Check every line below for the word "text" and copy the ones that have it.

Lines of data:
"""

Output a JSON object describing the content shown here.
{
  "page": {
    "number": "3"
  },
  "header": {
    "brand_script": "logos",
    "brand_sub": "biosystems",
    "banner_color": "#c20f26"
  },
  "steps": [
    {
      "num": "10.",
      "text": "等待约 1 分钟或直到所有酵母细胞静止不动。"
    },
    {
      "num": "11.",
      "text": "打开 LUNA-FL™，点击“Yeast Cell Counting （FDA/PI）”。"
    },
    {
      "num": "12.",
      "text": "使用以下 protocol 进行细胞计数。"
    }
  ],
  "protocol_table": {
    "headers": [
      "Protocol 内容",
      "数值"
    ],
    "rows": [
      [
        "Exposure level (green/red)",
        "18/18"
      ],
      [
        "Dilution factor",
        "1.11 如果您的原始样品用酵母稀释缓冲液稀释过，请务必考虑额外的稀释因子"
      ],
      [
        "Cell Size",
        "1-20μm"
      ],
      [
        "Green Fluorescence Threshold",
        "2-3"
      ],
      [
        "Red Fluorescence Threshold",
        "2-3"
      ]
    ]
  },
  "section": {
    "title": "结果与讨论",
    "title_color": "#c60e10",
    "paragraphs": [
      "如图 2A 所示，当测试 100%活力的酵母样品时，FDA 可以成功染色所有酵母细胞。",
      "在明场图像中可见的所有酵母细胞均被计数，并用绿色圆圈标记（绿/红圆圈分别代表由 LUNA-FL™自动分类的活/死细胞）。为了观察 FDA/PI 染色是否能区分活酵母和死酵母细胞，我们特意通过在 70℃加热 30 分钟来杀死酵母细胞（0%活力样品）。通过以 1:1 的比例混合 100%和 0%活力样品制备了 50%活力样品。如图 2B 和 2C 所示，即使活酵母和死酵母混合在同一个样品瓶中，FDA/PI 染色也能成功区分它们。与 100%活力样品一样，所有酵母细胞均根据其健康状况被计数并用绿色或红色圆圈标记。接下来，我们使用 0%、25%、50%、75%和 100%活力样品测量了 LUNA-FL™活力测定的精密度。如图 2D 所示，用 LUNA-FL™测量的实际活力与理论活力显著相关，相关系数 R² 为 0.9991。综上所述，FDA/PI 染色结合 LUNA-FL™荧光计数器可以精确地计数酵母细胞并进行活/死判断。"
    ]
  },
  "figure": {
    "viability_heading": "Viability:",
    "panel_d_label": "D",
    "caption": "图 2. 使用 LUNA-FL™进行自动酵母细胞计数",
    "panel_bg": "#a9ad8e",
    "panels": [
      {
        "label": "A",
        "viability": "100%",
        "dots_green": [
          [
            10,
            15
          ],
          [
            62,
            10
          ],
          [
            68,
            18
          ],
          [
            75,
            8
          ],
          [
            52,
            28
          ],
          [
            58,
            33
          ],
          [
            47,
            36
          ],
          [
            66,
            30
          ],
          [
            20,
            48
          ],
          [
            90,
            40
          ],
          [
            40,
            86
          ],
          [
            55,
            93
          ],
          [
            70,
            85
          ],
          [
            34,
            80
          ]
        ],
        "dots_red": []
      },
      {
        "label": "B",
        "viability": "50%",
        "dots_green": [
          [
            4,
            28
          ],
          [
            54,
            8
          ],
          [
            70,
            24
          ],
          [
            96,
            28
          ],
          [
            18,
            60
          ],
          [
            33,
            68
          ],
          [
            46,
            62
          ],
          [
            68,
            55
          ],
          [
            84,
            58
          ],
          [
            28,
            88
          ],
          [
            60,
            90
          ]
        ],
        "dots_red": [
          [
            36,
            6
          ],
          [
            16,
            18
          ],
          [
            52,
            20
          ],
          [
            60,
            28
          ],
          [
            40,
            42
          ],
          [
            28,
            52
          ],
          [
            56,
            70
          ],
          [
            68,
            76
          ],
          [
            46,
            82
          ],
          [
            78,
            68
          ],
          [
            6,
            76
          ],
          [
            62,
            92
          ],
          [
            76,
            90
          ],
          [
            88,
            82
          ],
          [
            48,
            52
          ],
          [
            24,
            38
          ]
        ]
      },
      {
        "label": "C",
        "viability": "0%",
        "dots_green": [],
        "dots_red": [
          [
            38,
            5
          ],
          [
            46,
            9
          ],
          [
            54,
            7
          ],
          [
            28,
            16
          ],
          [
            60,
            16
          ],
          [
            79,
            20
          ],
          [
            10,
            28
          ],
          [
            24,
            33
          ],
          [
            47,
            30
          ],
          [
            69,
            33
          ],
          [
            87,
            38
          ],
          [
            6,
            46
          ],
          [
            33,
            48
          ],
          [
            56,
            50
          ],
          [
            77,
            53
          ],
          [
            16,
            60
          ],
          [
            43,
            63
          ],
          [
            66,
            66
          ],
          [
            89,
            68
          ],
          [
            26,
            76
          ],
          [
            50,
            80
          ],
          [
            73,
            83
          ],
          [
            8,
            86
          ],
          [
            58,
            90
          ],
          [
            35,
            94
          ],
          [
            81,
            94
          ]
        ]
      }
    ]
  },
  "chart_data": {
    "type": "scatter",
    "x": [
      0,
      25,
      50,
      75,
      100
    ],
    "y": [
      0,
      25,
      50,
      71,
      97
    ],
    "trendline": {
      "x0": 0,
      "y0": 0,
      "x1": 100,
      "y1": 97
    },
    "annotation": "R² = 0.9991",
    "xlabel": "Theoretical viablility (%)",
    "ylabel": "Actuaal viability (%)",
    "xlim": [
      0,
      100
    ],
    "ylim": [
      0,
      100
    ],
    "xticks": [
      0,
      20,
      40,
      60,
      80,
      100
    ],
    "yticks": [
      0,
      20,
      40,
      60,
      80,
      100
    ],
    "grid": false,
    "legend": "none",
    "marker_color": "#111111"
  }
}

"""

**REPLY**
      "text": "等待约 1 分钟或直到所有酵母细胞静止不动。"
      "text": "打开 LUNA-FL™，点击“Yeast Cell Counting （FDA/PI）”。"
      "text": "使用以下 protocol 进行细胞计数。"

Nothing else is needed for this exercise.